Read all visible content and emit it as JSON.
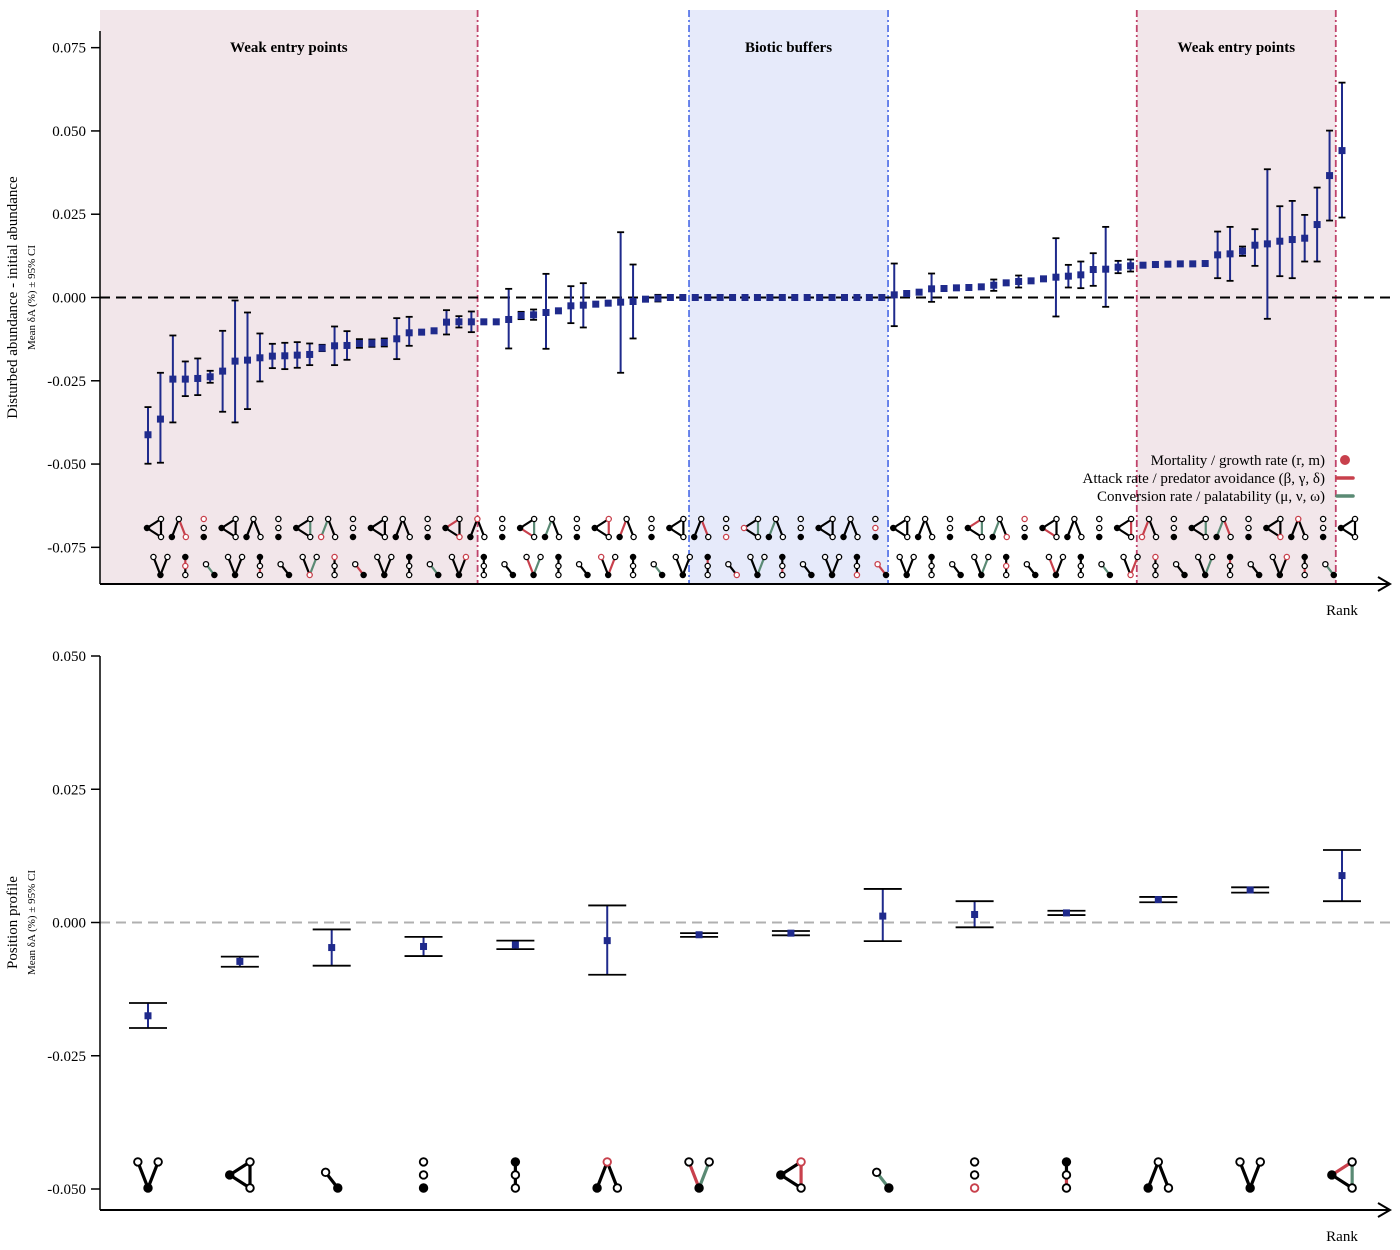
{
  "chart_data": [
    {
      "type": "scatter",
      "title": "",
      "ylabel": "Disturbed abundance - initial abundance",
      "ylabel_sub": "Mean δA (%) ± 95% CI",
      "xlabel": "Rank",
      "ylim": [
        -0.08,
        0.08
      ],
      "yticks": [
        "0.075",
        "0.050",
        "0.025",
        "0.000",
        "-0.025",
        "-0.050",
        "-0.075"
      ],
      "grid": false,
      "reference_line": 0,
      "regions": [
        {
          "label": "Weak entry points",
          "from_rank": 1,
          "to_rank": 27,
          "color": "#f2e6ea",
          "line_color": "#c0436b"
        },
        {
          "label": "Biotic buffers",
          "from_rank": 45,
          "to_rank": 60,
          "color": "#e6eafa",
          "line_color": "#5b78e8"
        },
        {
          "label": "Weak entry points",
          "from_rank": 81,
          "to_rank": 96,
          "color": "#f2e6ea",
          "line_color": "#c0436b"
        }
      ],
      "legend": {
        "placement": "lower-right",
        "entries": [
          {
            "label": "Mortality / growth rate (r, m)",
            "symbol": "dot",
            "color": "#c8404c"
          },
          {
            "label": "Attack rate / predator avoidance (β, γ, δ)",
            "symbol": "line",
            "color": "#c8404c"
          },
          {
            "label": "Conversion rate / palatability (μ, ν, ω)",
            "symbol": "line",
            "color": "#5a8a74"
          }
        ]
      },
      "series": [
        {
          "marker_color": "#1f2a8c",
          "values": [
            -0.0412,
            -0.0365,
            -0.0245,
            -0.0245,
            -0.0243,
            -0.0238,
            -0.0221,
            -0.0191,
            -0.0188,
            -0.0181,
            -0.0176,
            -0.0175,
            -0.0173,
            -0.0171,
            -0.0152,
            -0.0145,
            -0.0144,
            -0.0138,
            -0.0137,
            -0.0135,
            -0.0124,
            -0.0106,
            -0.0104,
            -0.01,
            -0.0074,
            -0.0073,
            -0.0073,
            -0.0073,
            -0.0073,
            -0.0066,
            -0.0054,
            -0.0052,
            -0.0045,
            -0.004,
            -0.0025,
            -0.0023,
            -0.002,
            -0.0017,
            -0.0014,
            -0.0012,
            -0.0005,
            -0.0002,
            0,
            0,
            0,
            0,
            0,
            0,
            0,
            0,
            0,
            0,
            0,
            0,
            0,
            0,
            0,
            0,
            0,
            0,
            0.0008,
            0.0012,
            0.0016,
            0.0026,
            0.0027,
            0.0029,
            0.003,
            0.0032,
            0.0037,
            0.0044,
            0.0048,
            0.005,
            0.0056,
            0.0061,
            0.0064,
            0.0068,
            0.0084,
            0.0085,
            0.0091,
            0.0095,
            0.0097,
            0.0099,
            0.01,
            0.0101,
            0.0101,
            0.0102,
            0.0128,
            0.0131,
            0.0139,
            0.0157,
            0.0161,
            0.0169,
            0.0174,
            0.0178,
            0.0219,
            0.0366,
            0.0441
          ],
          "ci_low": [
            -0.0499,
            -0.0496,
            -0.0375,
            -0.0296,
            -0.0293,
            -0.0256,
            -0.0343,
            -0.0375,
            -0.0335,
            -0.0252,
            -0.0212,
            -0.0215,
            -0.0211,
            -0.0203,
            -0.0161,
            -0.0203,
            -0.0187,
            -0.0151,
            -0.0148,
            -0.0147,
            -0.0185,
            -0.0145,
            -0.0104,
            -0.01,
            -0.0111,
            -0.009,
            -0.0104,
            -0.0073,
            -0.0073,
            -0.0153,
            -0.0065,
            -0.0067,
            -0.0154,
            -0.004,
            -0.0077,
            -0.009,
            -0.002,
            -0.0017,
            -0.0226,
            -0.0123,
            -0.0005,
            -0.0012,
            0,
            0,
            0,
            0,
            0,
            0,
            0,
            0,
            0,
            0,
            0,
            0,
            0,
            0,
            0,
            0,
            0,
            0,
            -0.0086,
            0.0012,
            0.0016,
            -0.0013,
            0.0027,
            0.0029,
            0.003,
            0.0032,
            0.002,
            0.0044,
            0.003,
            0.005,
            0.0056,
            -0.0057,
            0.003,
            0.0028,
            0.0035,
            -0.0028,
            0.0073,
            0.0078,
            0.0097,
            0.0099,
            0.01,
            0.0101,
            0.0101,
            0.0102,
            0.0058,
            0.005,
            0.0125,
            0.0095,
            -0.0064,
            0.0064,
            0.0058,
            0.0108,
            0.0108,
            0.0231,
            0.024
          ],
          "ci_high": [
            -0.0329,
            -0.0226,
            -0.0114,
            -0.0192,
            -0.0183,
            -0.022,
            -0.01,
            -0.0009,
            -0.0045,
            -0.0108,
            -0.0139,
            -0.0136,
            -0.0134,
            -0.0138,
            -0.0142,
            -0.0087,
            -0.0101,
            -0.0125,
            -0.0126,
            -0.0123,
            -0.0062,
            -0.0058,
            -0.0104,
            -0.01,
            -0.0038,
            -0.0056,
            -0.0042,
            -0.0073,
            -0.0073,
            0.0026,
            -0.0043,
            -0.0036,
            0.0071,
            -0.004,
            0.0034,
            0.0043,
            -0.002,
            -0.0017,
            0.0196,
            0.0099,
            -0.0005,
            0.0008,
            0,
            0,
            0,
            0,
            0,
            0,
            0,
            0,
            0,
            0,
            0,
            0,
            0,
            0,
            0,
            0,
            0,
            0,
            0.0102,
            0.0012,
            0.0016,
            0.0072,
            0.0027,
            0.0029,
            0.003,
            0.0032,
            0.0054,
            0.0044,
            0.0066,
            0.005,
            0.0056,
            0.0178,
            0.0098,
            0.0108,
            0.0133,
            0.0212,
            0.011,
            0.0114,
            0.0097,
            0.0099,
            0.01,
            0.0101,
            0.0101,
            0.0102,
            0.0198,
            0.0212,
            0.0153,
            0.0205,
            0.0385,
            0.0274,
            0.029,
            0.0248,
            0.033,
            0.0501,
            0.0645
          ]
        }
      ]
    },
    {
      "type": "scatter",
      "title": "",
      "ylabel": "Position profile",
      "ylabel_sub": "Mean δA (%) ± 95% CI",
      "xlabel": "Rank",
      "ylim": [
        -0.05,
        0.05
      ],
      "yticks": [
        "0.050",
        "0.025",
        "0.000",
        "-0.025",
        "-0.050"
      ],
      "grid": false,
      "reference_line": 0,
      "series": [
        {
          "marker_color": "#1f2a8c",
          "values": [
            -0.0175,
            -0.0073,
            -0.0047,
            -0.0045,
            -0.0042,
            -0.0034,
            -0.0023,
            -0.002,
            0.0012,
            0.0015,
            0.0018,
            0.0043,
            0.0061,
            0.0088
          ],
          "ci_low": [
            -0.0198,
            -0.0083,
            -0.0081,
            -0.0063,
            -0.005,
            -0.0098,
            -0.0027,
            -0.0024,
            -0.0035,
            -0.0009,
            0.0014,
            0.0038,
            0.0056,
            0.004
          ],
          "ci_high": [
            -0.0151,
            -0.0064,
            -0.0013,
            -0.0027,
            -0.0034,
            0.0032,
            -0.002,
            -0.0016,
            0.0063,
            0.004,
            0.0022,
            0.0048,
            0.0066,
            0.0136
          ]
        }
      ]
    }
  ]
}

▶ _Written problem_
Repeat everything in the records precisely. Images are excluded from the copy.

▶ _Expected answer_
Read all visible content and emit it as JSON.
{
  "chart_data": [
    {
      "type": "scatter",
      "title": "",
      "ylabel": "Disturbed abundance - initial abundance",
      "ylabel_sub": "Mean δA (%) ± 95% CI",
      "xlabel": "Rank",
      "ylim": [
        -0.08,
        0.08
      ],
      "yticks": [
        "0.075",
        "0.050",
        "0.025",
        "0.000",
        "-0.025",
        "-0.050",
        "-0.075"
      ],
      "grid": false,
      "reference_line": 0,
      "regions": [
        {
          "label": "Weak entry points",
          "from_rank": 1,
          "to_rank": 27,
          "color": "#f2e6ea",
          "line_color": "#c0436b"
        },
        {
          "label": "Biotic buffers",
          "from_rank": 45,
          "to_rank": 60,
          "color": "#e6eafa",
          "line_color": "#5b78e8"
        },
        {
          "label": "Weak entry points",
          "from_rank": 81,
          "to_rank": 96,
          "color": "#f2e6ea",
          "line_color": "#c0436b"
        }
      ],
      "legend": {
        "placement": "lower-right",
        "entries": [
          {
            "label": "Mortality / growth rate (r, m)",
            "symbol": "dot",
            "color": "#c8404c"
          },
          {
            "label": "Attack rate / predator avoidance (β, γ, δ)",
            "symbol": "line",
            "color": "#c8404c"
          },
          {
            "label": "Conversion rate / palatability (μ, ν, ω)",
            "symbol": "line",
            "color": "#5a8a74"
          }
        ]
      },
      "series": [
        {
          "marker_color": "#1f2a8c",
          "values": [
            -0.0412,
            -0.0365,
            -0.0245,
            -0.0245,
            -0.0243,
            -0.0238,
            -0.0221,
            -0.0191,
            -0.0188,
            -0.0181,
            -0.0176,
            -0.0175,
            -0.0173,
            -0.0171,
            -0.0152,
            -0.0145,
            -0.0144,
            -0.0138,
            -0.0137,
            -0.0135,
            -0.0124,
            -0.0106,
            -0.0104,
            -0.01,
            -0.0074,
            -0.0073,
            -0.0073,
            -0.0073,
            -0.0073,
            -0.0066,
            -0.0054,
            -0.0052,
            -0.0045,
            -0.004,
            -0.0025,
            -0.0023,
            -0.002,
            -0.0017,
            -0.0014,
            -0.0012,
            -0.0005,
            -0.0002,
            0,
            0,
            0,
            0,
            0,
            0,
            0,
            0,
            0,
            0,
            0,
            0,
            0,
            0,
            0,
            0,
            0,
            0,
            0.0008,
            0.0012,
            0.0016,
            0.0026,
            0.0027,
            0.0029,
            0.003,
            0.0032,
            0.0037,
            0.0044,
            0.0048,
            0.005,
            0.0056,
            0.0061,
            0.0064,
            0.0068,
            0.0084,
            0.0085,
            0.0091,
            0.0095,
            0.0097,
            0.0099,
            0.01,
            0.0101,
            0.0101,
            0.0102,
            0.0128,
            0.0131,
            0.0139,
            0.0157,
            0.0161,
            0.0169,
            0.0174,
            0.0178,
            0.0219,
            0.0366,
            0.0441
          ],
          "ci_low": [
            -0.0499,
            -0.0496,
            -0.0375,
            -0.0296,
            -0.0293,
            -0.0256,
            -0.0343,
            -0.0375,
            -0.0335,
            -0.0252,
            -0.0212,
            -0.0215,
            -0.0211,
            -0.0203,
            -0.0161,
            -0.0203,
            -0.0187,
            -0.0151,
            -0.0148,
            -0.0147,
            -0.0185,
            -0.0145,
            -0.0104,
            -0.01,
            -0.0111,
            -0.009,
            -0.0104,
            -0.0073,
            -0.0073,
            -0.0153,
            -0.0065,
            -0.0067,
            -0.0154,
            -0.004,
            -0.0077,
            -0.009,
            -0.002,
            -0.0017,
            -0.0226,
            -0.0123,
            -0.0005,
            -0.0012,
            0,
            0,
            0,
            0,
            0,
            0,
            0,
            0,
            0,
            0,
            0,
            0,
            0,
            0,
            0,
            0,
            0,
            0,
            -0.0086,
            0.0012,
            0.0016,
            -0.0013,
            0.0027,
            0.0029,
            0.003,
            0.0032,
            0.002,
            0.0044,
            0.003,
            0.005,
            0.0056,
            -0.0057,
            0.003,
            0.0028,
            0.0035,
            -0.0028,
            0.0073,
            0.0078,
            0.0097,
            0.0099,
            0.01,
            0.0101,
            0.0101,
            0.0102,
            0.0058,
            0.005,
            0.0125,
            0.0095,
            -0.0064,
            0.0064,
            0.0058,
            0.0108,
            0.0108,
            0.0231,
            0.024
          ],
          "ci_high": [
            -0.0329,
            -0.0226,
            -0.0114,
            -0.0192,
            -0.0183,
            -0.022,
            -0.01,
            -0.0009,
            -0.0045,
            -0.0108,
            -0.0139,
            -0.0136,
            -0.0134,
            -0.0138,
            -0.0142,
            -0.0087,
            -0.0101,
            -0.0125,
            -0.0126,
            -0.0123,
            -0.0062,
            -0.0058,
            -0.0104,
            -0.01,
            -0.0038,
            -0.0056,
            -0.0042,
            -0.0073,
            -0.0073,
            0.0026,
            -0.0043,
            -0.0036,
            0.0071,
            -0.004,
            0.0034,
            0.0043,
            -0.002,
            -0.0017,
            0.0196,
            0.0099,
            -0.0005,
            0.0008,
            0,
            0,
            0,
            0,
            0,
            0,
            0,
            0,
            0,
            0,
            0,
            0,
            0,
            0,
            0,
            0,
            0,
            0,
            0.0102,
            0.0012,
            0.0016,
            0.0072,
            0.0027,
            0.0029,
            0.003,
            0.0032,
            0.0054,
            0.0044,
            0.0066,
            0.005,
            0.0056,
            0.0178,
            0.0098,
            0.0108,
            0.0133,
            0.0212,
            0.011,
            0.0114,
            0.0097,
            0.0099,
            0.01,
            0.0101,
            0.0101,
            0.0102,
            0.0198,
            0.0212,
            0.0153,
            0.0205,
            0.0385,
            0.0274,
            0.029,
            0.0248,
            0.033,
            0.0501,
            0.0645
          ]
        }
      ]
    },
    {
      "type": "scatter",
      "title": "",
      "ylabel": "Position profile",
      "ylabel_sub": "Mean δA (%) ± 95% CI",
      "xlabel": "Rank",
      "ylim": [
        -0.05,
        0.05
      ],
      "yticks": [
        "0.050",
        "0.025",
        "0.000",
        "-0.025",
        "-0.050"
      ],
      "grid": false,
      "reference_line": 0,
      "series": [
        {
          "marker_color": "#1f2a8c",
          "values": [
            -0.0175,
            -0.0073,
            -0.0047,
            -0.0045,
            -0.0042,
            -0.0034,
            -0.0023,
            -0.002,
            0.0012,
            0.0015,
            0.0018,
            0.0043,
            0.0061,
            0.0088
          ],
          "ci_low": [
            -0.0198,
            -0.0083,
            -0.0081,
            -0.0063,
            -0.005,
            -0.0098,
            -0.0027,
            -0.0024,
            -0.0035,
            -0.0009,
            0.0014,
            0.0038,
            0.0056,
            0.004
          ],
          "ci_high": [
            -0.0151,
            -0.0064,
            -0.0013,
            -0.0027,
            -0.0034,
            0.0032,
            -0.002,
            -0.0016,
            0.0063,
            0.004,
            0.0022,
            0.0048,
            0.0066,
            0.0136
          ]
        }
      ]
    }
  ]
}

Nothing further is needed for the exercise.